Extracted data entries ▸
--------------------

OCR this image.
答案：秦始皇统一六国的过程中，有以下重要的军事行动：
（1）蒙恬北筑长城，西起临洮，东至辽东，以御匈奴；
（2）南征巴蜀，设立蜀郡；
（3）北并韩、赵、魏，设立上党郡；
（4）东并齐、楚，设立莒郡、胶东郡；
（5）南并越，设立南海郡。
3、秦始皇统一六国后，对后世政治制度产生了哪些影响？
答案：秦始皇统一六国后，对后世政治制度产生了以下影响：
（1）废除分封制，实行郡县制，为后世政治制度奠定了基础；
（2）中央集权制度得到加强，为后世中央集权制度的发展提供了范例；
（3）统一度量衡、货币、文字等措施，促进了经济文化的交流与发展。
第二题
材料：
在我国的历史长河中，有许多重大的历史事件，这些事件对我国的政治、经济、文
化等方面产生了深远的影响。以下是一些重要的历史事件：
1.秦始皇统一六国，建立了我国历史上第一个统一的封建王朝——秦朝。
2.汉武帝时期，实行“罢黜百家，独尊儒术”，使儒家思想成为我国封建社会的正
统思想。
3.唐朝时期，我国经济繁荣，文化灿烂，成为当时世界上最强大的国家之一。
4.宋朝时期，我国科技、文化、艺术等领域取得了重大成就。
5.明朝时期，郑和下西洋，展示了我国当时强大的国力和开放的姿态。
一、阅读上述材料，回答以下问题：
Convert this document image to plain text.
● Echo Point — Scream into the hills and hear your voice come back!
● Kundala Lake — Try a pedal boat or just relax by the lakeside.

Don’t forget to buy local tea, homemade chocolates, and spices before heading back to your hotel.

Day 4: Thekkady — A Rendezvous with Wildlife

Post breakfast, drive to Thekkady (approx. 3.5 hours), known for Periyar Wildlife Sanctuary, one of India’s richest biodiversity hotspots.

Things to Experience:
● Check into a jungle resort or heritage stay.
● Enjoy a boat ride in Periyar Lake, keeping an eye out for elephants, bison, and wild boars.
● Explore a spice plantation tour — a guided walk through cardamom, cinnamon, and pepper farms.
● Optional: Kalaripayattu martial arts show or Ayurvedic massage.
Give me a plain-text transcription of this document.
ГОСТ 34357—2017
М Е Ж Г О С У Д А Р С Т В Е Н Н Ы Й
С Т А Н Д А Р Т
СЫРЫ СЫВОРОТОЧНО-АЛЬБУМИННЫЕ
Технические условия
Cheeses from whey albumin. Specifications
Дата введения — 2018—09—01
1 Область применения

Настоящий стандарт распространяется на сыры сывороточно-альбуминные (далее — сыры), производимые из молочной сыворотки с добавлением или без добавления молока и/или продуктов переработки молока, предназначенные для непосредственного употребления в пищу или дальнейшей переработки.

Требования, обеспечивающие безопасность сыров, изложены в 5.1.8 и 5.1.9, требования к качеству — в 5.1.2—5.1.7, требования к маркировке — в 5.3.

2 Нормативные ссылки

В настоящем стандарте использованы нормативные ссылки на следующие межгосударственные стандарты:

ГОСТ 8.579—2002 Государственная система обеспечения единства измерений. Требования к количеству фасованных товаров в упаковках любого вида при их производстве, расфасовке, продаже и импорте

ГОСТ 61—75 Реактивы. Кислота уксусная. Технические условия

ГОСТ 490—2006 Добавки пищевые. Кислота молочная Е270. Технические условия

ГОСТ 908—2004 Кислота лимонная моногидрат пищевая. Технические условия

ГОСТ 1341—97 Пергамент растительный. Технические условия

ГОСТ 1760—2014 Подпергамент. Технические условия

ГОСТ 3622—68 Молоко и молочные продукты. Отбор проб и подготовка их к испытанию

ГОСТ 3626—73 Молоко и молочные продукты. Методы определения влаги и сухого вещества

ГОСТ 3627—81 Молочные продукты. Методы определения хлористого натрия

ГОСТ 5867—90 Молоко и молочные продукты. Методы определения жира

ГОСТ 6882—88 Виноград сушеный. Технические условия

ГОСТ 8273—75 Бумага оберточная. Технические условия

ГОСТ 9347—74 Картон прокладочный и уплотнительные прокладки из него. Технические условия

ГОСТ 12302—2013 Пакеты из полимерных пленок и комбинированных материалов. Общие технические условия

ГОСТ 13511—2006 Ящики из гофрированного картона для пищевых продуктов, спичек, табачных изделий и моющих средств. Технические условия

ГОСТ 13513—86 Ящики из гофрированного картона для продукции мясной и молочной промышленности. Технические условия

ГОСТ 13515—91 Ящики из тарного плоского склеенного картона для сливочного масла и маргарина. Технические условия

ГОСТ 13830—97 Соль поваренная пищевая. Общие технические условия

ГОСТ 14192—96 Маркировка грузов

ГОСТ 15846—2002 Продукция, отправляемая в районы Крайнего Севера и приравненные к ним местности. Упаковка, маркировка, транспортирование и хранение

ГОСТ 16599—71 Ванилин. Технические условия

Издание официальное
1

--------------------

What is expected ▸
Return each line in the records that holds the string "Wildlife".

Complete answer ▸
Day 4: Thekkady — A Rendezvous with Wildlife
Post breakfast, drive to Thekkady (approx. 3.5 hours), known for Periyar Wildlife Sanctuary, one of India’s richest biodiversity hotspots.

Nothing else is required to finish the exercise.